(Saved entries)
<<<<

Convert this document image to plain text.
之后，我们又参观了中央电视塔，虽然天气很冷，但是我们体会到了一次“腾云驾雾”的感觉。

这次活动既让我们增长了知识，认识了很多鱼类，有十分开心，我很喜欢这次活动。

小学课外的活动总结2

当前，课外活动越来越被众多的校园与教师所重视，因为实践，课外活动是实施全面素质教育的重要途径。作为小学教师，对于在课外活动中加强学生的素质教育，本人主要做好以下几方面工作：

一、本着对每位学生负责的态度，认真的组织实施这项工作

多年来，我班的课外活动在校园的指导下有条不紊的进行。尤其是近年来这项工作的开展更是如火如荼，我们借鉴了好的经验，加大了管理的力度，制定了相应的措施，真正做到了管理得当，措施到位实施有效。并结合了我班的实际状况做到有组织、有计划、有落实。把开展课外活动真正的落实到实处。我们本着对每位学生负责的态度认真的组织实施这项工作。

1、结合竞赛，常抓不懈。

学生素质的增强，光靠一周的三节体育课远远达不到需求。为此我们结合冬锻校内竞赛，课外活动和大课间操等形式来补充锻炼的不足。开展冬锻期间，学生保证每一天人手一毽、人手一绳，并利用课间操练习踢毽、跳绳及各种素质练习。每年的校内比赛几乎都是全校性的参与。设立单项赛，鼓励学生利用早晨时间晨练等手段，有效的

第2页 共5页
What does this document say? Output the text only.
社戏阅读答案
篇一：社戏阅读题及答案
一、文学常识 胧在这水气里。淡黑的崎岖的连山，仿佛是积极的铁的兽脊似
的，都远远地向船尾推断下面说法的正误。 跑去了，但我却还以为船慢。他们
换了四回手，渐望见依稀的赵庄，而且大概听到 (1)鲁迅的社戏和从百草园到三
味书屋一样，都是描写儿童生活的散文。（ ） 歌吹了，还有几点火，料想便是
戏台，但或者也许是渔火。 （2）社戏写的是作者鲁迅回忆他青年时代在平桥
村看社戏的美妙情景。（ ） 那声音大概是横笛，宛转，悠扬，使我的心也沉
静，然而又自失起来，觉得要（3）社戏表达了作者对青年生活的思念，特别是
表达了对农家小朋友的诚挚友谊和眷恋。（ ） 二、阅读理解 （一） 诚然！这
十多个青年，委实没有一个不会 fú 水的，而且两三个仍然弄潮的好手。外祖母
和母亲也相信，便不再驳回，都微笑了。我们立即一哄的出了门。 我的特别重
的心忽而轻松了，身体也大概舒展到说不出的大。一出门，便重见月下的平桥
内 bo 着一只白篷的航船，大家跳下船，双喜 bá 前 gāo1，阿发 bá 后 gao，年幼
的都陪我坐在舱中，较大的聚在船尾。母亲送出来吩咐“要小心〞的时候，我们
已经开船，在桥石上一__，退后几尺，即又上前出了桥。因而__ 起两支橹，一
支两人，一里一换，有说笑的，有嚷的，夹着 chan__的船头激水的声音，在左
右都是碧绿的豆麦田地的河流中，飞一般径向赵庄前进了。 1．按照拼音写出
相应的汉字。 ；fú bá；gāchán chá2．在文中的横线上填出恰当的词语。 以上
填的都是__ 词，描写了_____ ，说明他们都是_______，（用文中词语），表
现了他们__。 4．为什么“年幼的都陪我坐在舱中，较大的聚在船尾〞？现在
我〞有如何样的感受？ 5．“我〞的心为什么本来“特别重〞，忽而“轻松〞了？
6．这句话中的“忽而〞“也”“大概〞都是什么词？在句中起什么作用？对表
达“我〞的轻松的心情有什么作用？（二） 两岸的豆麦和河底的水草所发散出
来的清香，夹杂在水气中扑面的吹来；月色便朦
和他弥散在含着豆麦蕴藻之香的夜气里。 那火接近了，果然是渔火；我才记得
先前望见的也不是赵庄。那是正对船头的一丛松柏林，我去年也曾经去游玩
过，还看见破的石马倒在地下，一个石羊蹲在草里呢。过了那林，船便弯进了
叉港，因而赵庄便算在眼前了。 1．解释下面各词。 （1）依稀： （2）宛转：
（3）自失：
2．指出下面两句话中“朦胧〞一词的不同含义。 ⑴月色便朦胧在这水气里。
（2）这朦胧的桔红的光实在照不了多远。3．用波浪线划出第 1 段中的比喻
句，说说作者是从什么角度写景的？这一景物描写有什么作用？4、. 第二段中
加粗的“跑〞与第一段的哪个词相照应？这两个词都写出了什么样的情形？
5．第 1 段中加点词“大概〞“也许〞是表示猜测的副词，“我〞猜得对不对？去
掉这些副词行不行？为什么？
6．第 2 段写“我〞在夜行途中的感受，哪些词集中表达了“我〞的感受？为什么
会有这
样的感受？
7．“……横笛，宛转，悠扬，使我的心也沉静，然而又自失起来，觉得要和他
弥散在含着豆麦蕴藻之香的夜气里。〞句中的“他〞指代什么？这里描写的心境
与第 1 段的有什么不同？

>>>>

SET EXERCISE:
Word for word, restate all of the data shown above.

THE ANSWER:
Convert this document image to plain text.
之后，我们又参观了中央电视塔，虽然天气很冷，但是我们体会到了一次“腾云驾雾”的感觉。

这次活动既让我们增长了知识，认识了很多鱼类，有十分开心，我很喜欢这次活动。

小学课外的活动总结2

当前，课外活动越来越被众多的校园与教师所重视，因为实践，课外活动是实施全面素质教育的重要途径。作为小学教师，对于在课外活动中加强学生的素质教育，本人主要做好以下几方面工作：

一、本着对每位学生负责的态度，认真的组织实施这项工作

多年来，我班的课外活动在校园的指导下有条不紊的进行。尤其是近年来这项工作的开展更是如火如荼，我们借鉴了好的经验，加大了管理的力度，制定了相应的措施，真正做到了管理得当，措施到位实施有效。并结合了我班的实际状况做到有组织、有计划、有落实。把开展课外活动真正的落实到实处。我们本着对每位学生负责的态度认真的组织实施这项工作。

1、结合竞赛，常抓不懈。

学生素质的增强，光靠一周的三节体育课远远达不到需求。为此我们结合冬锻校内竞赛，课外活动和大课间操等形式来补充锻炼的不足。开展冬锻期间，学生保证每一天人手一毽、人手一绳，并利用课间操练习踢毽、跳绳及各种素质练习。每年的校内比赛几乎都是全校性的参与。设立单项赛，鼓励学生利用早晨时间晨练等手段，有效的

第2页 共5页
What does this document say? Output the text only.
社戏阅读答案
篇一：社戏阅读题及答案
一、文学常识 胧在这水气里。淡黑的崎岖的连山，仿佛是积极的铁的兽脊似
的，都远远地向船尾推断下面说法的正误。 跑去了，但我却还以为船慢。他们
换了四回手，渐望见依稀的赵庄，而且大概听到 (1)鲁迅的社戏和从百草园到三
味书屋一样，都是描写儿童生活的散文。（ ） 歌吹了，还有几点火，料想便是
戏台，但或者也许是渔火。 （2）社戏写的是作者鲁迅回忆他青年时代在平桥
村看社戏的美妙情景。（ ） 那声音大概是横笛，宛转，悠扬，使我的心也沉
静，然而又自失起来，觉得要（3）社戏表达了作者对青年生活的思念，特别是
表达了对农家小朋友的诚挚友谊和眷恋。（ ） 二、阅读理解 （一） 诚然！这
十多个青年，委实没有一个不会 fú 水的，而且两三个仍然弄潮的好手。外祖母
和母亲也相信，便不再驳回，都微笑了。我们立即一哄的出了门。 我的特别重
的心忽而轻松了，身体也大概舒展到说不出的大。一出门，便重见月下的平桥
内 bo 着一只白篷的航船，大家跳下船，双喜 bá 前 gāo1，阿发 bá 后 gao，年幼
的都陪我坐在舱中，较大的聚在船尾。母亲送出来吩咐“要小心〞的时候，我们
已经开船，在桥石上一__，退后几尺，即又上前出了桥。因而__ 起两支橹，一
支两人，一里一换，有说笑的，有嚷的，夹着 chan__的船头激水的声音，在左
右都是碧绿的豆麦田地的河流中，飞一般径向赵庄前进了。 1．按照拼音写出
相应的汉字。 ；fú bá；gāchán chá2．在文中的横线上填出恰当的词语。 以上
填的都是__ 词，描写了_____ ，说明他们都是_______，（用文中词语），表
现了他们__。 4．为什么“年幼的都陪我坐在舱中，较大的聚在船尾〞？现在
我〞有如何样的感受？ 5．“我〞的心为什么本来“特别重〞，忽而“轻松〞了？
6．这句话中的“忽而〞“也”“大概〞都是什么词？在句中起什么作用？对表
达“我〞的轻松的心情有什么作用？（二） 两岸的豆麦和河底的水草所发散出
来的清香，夹杂在水气中扑面的吹来；月色便朦
和他弥散在含着豆麦蕴藻之香的夜气里。 那火接近了，果然是渔火；我才记得
先前望见的也不是赵庄。那是正对船头的一丛松柏林，我去年也曾经去游玩
过，还看见破的石马倒在地下，一个石羊蹲在草里呢。过了那林，船便弯进了
叉港，因而赵庄便算在眼前了。 1．解释下面各词。 （1）依稀： （2）宛转：
（3）自失：
2．指出下面两句话中“朦胧〞一词的不同含义。 ⑴月色便朦胧在这水气里。
（2）这朦胧的桔红的光实在照不了多远。3．用波浪线划出第 1 段中的比喻
句，说说作者是从什么角度写景的？这一景物描写有什么作用？4、. 第二段中
加粗的“跑〞与第一段的哪个词相照应？这两个词都写出了什么样的情形？
5．第 1 段中加点词“大概〞“也许〞是表示猜测的副词，“我〞猜得对不对？去
掉这些副词行不行？为什么？
6．第 2 段写“我〞在夜行途中的感受，哪些词集中表达了“我〞的感受？为什么
会有这
样的感受？
7．“……横笛，宛转，悠扬，使我的心也沉静，然而又自失起来，觉得要和他
弥散在含着豆麦蕴藻之香的夜气里。〞句中的“他〞指代什么？这里描写的心境
与第 1 段的有什么不同？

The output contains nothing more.